• Record excerpts:
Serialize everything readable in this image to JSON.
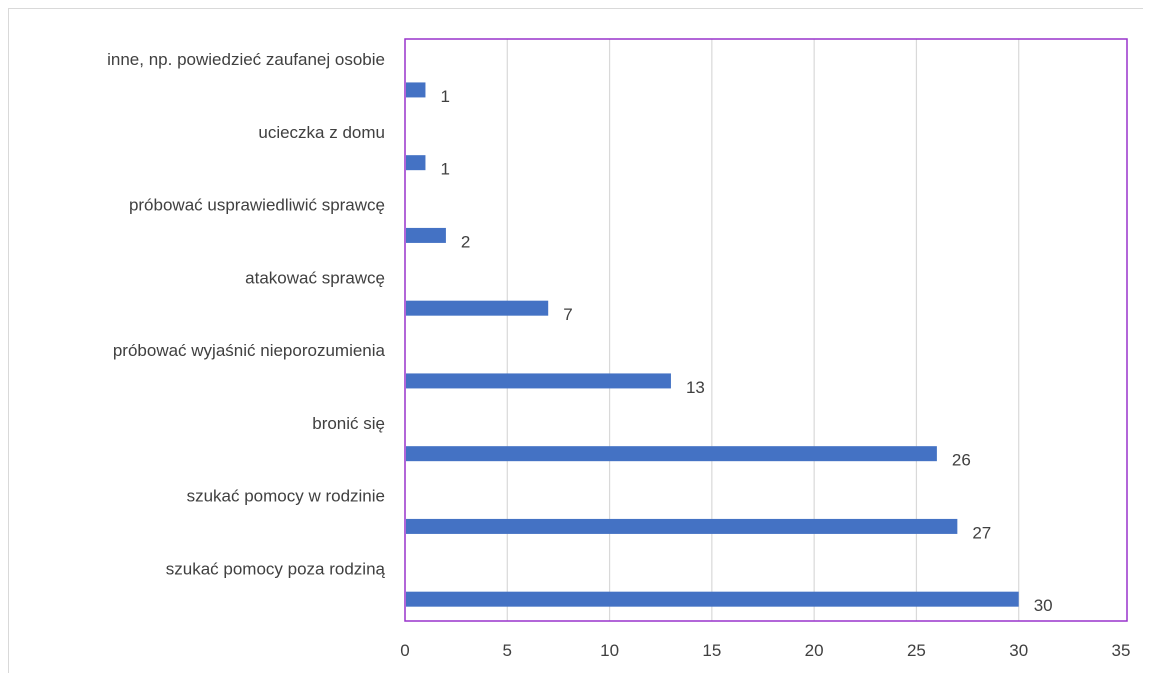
{
  "chart_data": {
    "type": "bar",
    "orientation": "horizontal",
    "categories": [
      "szukać pomocy poza rodziną",
      "szukać pomocy w rodzinie",
      "bronić się",
      "próbować wyjaśnić nieporozumienia",
      "atakować sprawcę",
      "próbować usprawiedliwić sprawcę",
      "ucieczka z domu",
      "inne, np. powiedzieć zaufanej osobie"
    ],
    "values": [
      30,
      27,
      26,
      13,
      7,
      2,
      1,
      1
    ],
    "data_labels": [
      "30",
      "27",
      "26",
      "13",
      "7",
      "2",
      "1",
      "1"
    ],
    "xlim": [
      0,
      35
    ],
    "xticks": [
      "0",
      "5",
      "10",
      "15",
      "20",
      "25",
      "30",
      "35"
    ],
    "grid": "vertical",
    "legend": "none",
    "title": "",
    "xlabel": "",
    "ylabel": "",
    "colors": {
      "bar": "#4472c4",
      "gridline": "#d9d9d9",
      "plot_border": "#9933cc",
      "text": "#404040"
    }
  }
}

• What is expected:
Print out every entry above without changing a word, and leave out the pictures.

• Solved exercise:
Serialize everything readable in this image to JSON.
{
  "chart_data": {
    "type": "bar",
    "orientation": "horizontal",
    "categories": [
      "szukać pomocy poza rodziną",
      "szukać pomocy w rodzinie",
      "bronić się",
      "próbować wyjaśnić nieporozumienia",
      "atakować sprawcę",
      "próbować usprawiedliwić sprawcę",
      "ucieczka z domu",
      "inne, np. powiedzieć zaufanej osobie"
    ],
    "values": [
      30,
      27,
      26,
      13,
      7,
      2,
      1,
      1
    ],
    "data_labels": [
      "30",
      "27",
      "26",
      "13",
      "7",
      "2",
      "1",
      "1"
    ],
    "xlim": [
      0,
      35
    ],
    "xticks": [
      "0",
      "5",
      "10",
      "15",
      "20",
      "25",
      "30",
      "35"
    ],
    "grid": "vertical",
    "legend": "none",
    "title": "",
    "xlabel": "",
    "ylabel": "",
    "colors": {
      "bar": "#4472c4",
      "gridline": "#d9d9d9",
      "plot_border": "#9933cc",
      "text": "#404040"
    }
  }
}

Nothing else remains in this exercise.